◆ **Dataset extract**
—————

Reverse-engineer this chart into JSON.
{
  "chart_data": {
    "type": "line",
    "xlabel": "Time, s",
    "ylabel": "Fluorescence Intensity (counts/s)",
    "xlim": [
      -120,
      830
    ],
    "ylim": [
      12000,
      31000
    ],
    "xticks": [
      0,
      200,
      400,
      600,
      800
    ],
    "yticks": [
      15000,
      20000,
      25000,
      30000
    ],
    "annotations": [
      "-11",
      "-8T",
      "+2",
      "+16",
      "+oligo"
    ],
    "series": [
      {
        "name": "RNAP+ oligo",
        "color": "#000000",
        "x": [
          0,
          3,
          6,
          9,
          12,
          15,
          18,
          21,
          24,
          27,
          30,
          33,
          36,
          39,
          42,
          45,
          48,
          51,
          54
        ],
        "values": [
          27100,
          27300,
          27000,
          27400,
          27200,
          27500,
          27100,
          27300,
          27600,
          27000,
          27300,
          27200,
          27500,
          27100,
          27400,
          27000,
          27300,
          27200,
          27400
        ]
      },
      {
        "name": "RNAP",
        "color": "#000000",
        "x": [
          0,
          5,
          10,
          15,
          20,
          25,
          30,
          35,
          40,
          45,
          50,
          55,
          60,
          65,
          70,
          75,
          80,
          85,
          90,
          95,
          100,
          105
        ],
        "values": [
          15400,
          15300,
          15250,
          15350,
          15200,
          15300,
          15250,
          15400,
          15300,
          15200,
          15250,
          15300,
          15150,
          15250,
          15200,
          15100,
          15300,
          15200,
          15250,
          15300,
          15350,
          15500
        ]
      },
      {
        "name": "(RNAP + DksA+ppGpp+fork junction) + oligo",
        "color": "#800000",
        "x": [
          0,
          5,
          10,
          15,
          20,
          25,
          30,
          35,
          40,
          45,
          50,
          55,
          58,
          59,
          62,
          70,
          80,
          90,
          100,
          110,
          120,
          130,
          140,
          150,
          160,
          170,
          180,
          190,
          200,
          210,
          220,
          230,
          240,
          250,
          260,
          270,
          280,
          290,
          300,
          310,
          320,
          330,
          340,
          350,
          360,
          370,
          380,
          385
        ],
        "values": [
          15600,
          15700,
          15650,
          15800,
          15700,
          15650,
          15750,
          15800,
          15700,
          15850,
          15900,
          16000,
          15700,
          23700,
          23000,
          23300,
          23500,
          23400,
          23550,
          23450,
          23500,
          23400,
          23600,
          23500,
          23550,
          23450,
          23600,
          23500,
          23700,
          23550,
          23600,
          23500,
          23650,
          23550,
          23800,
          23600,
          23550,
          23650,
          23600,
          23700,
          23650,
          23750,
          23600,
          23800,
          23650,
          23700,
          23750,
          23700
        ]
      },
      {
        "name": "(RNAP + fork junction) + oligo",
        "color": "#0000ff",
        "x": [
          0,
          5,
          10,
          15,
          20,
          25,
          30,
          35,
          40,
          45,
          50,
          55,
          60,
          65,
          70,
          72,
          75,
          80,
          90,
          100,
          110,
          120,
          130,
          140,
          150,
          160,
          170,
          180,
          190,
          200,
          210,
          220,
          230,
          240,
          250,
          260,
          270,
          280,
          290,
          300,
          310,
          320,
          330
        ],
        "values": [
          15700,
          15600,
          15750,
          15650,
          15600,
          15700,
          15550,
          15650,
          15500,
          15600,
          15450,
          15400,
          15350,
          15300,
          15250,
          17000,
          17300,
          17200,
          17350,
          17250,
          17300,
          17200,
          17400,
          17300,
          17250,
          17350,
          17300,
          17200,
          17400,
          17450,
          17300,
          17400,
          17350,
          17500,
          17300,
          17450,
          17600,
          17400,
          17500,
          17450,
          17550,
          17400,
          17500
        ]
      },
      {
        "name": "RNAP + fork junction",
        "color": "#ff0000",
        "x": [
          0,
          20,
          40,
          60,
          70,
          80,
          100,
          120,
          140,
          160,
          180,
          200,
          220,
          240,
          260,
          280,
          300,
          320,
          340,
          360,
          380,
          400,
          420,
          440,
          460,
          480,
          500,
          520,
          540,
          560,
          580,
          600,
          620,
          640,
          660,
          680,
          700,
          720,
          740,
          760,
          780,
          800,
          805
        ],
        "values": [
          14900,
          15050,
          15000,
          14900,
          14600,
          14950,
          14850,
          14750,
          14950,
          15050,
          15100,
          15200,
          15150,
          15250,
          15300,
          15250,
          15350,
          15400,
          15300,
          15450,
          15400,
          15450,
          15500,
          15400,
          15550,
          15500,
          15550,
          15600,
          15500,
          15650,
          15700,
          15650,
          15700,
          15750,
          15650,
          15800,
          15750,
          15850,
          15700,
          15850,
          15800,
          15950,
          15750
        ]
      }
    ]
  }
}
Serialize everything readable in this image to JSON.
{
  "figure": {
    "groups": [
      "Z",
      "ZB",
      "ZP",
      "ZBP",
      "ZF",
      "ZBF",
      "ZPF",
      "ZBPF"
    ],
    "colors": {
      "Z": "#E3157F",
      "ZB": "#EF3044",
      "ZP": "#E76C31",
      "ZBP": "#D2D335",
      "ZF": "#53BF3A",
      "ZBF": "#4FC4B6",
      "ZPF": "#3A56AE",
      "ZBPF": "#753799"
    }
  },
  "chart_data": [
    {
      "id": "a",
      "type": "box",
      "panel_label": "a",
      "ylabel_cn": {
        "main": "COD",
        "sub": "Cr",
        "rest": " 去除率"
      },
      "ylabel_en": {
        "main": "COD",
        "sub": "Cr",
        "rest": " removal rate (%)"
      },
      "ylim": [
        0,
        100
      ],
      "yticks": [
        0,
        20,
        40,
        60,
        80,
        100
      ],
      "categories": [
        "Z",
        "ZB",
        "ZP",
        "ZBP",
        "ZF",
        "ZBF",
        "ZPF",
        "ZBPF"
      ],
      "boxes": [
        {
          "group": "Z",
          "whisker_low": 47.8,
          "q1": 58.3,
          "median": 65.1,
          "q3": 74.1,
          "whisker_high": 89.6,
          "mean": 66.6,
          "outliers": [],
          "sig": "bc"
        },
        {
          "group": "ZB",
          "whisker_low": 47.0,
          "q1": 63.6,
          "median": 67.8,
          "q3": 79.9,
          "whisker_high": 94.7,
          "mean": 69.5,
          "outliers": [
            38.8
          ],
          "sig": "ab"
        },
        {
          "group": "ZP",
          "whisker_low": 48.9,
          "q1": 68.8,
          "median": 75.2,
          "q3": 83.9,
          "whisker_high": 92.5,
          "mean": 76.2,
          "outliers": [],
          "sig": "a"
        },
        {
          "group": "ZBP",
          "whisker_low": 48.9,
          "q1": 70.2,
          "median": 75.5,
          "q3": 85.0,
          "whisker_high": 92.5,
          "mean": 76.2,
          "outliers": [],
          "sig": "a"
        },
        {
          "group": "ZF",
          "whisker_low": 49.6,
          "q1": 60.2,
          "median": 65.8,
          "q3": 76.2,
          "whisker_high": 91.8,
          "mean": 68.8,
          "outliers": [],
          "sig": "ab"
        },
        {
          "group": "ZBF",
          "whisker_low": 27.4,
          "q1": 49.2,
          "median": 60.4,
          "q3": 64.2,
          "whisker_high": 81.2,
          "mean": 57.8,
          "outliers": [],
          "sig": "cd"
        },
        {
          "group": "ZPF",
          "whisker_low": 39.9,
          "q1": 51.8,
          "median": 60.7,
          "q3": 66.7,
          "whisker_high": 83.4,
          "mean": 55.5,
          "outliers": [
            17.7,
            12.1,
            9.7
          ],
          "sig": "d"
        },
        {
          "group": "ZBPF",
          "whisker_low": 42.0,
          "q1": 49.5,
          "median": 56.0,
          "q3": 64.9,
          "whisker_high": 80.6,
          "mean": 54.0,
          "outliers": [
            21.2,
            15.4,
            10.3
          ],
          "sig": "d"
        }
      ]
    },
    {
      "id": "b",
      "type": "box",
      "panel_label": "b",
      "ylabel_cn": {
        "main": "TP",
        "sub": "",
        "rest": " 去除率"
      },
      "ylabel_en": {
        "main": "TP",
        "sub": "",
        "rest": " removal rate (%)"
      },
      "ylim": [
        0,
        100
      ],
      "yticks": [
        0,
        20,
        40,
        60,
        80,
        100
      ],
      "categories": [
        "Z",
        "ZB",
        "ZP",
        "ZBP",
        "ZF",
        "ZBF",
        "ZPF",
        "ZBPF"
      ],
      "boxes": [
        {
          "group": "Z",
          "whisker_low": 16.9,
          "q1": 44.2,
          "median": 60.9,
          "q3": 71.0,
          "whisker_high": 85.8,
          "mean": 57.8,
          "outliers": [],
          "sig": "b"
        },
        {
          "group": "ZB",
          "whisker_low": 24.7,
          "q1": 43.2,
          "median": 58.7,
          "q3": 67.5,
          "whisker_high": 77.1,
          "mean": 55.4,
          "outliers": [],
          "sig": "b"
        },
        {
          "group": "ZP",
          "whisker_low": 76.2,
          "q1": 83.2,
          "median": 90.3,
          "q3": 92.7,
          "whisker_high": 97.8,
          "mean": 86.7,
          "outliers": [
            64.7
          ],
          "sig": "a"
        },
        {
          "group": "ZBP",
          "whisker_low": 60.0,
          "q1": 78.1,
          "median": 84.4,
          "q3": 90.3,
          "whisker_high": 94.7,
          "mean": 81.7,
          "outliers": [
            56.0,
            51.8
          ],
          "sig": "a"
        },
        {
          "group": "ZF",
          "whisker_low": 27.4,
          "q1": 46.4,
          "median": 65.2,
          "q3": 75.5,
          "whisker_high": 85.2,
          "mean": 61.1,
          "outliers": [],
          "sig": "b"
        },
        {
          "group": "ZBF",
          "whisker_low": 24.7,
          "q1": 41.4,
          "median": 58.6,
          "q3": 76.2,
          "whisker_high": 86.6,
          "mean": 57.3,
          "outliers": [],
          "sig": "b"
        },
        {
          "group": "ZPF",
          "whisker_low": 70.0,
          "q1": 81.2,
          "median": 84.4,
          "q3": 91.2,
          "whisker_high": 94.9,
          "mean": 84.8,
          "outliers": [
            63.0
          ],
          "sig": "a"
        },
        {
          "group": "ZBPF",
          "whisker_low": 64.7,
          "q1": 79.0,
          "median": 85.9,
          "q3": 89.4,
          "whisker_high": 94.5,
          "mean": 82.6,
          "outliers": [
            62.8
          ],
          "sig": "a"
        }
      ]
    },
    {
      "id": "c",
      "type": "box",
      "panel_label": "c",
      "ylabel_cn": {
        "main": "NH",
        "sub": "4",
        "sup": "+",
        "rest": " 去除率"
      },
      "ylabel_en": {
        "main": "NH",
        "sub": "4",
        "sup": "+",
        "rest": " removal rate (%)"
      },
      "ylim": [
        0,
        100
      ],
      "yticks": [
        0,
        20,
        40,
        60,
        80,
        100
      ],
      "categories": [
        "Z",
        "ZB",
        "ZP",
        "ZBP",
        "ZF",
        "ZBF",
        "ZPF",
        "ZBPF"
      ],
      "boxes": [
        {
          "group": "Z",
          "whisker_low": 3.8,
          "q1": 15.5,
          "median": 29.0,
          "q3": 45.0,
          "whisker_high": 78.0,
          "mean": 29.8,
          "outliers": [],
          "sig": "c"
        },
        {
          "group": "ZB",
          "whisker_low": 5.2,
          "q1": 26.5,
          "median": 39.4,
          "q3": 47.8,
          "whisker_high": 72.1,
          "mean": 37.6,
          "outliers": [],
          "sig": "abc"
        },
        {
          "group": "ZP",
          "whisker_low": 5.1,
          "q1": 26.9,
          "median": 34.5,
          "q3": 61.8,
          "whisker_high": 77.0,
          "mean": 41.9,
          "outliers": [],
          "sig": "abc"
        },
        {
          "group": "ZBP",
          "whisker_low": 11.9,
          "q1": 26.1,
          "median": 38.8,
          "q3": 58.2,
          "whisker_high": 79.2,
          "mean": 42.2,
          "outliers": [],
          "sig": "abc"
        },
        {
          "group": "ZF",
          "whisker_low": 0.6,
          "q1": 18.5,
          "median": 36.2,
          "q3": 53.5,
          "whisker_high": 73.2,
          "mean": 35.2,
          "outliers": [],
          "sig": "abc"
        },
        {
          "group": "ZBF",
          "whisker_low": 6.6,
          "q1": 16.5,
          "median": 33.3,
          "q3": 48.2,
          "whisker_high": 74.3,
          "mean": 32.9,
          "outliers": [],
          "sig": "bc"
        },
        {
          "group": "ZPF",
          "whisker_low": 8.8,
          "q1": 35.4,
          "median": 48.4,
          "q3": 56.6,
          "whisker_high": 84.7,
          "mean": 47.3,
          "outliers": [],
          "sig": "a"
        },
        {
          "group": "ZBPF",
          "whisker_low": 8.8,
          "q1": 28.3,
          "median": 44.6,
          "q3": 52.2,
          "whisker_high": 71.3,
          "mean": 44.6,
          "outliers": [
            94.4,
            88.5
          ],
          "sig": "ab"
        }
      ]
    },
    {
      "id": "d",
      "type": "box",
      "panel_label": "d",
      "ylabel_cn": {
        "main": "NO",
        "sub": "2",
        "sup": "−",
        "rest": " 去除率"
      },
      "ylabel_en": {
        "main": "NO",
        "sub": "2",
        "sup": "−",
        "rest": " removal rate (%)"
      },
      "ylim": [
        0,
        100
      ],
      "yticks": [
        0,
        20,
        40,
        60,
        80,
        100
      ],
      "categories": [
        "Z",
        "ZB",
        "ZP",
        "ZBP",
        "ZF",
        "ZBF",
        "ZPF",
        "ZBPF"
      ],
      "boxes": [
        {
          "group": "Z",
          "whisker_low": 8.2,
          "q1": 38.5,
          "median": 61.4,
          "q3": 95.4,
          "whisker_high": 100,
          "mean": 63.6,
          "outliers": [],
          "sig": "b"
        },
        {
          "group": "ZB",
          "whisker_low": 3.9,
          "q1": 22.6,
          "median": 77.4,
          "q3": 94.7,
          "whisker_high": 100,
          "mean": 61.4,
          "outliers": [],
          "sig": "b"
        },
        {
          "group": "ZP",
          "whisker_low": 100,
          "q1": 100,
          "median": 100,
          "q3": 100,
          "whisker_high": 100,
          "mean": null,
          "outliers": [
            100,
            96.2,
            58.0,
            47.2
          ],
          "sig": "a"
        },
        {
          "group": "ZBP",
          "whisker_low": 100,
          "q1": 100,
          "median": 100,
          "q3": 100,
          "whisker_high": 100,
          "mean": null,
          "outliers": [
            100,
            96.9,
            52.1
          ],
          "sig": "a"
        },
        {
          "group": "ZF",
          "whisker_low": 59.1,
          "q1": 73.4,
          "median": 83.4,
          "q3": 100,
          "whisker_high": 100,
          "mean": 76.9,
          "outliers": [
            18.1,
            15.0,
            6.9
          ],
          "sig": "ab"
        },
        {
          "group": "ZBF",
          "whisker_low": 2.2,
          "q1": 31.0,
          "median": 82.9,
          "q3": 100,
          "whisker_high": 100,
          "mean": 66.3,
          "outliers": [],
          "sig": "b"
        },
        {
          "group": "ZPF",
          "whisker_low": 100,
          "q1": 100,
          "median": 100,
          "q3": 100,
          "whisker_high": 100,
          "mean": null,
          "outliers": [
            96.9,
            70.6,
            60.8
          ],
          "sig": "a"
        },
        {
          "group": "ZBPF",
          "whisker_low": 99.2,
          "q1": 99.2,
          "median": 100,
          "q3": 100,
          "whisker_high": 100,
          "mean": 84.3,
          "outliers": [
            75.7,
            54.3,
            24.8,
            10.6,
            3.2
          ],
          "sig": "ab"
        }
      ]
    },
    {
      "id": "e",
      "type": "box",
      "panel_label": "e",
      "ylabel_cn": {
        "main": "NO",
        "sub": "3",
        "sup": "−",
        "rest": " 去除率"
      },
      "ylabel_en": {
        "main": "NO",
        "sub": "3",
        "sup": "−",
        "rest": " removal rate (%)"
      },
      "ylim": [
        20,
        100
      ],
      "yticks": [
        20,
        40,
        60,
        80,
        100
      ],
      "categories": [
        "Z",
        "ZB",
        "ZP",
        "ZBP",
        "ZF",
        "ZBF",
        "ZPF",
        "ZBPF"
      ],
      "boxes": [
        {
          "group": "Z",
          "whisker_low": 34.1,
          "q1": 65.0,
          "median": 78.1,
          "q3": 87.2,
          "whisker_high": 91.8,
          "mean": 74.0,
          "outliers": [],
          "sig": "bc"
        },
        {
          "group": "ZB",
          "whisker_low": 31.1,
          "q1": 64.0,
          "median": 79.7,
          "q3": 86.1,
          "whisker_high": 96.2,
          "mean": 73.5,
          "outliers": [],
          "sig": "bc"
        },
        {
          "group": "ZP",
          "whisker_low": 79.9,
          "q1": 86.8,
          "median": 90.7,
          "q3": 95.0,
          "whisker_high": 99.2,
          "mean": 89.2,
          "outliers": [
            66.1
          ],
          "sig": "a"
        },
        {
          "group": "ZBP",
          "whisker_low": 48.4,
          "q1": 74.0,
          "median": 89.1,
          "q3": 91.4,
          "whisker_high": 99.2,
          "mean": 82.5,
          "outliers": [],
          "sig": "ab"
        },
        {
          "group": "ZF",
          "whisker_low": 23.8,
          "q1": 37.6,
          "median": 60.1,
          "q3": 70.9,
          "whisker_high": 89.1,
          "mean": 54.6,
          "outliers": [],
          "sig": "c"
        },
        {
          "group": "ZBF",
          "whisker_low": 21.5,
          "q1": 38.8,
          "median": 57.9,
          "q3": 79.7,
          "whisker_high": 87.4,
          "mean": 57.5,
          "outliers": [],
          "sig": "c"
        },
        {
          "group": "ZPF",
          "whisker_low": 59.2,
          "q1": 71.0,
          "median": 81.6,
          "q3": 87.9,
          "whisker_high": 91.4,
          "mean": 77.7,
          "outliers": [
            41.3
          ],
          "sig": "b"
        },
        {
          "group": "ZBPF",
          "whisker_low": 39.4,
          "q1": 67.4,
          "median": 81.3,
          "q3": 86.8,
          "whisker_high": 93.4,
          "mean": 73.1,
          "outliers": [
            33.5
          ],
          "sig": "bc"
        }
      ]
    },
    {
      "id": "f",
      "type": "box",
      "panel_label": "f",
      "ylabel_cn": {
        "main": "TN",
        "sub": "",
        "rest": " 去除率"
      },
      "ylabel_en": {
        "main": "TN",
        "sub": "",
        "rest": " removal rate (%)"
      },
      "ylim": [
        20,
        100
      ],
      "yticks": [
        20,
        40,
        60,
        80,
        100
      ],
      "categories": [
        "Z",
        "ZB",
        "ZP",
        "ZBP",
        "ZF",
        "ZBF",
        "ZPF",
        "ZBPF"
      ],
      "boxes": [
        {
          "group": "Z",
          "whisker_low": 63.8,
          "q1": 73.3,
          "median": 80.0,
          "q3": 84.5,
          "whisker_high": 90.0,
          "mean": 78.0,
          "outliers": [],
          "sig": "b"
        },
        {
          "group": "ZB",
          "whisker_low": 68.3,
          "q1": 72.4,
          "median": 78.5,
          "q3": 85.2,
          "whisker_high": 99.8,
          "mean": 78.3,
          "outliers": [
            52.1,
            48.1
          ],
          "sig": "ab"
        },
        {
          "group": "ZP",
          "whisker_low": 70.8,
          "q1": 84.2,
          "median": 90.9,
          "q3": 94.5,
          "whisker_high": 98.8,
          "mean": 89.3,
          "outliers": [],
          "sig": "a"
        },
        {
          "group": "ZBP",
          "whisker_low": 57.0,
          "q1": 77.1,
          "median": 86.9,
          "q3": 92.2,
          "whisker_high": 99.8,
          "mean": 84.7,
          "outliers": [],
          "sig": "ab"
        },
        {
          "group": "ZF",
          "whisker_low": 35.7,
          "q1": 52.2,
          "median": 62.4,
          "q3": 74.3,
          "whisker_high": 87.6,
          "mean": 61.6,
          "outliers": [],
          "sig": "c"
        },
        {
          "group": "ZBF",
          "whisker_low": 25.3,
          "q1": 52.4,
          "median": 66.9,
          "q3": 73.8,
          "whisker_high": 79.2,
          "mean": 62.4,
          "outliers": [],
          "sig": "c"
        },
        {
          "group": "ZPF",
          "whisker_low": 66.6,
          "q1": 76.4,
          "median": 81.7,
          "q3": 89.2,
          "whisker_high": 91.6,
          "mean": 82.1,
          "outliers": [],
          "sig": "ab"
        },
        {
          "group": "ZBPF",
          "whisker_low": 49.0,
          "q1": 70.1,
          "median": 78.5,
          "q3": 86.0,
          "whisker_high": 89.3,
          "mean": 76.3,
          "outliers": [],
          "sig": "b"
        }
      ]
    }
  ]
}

—————

◆ **What is asked**
Within the data above, pick out all lines holding the word "fork".

◆ **Solution to this task**
        "name": "(RNAP + DksA+ppGpp+fork junction) + oligo",
        "name": "(RNAP + fork junction) + oligo",
        "name": "RNAP + fork junction",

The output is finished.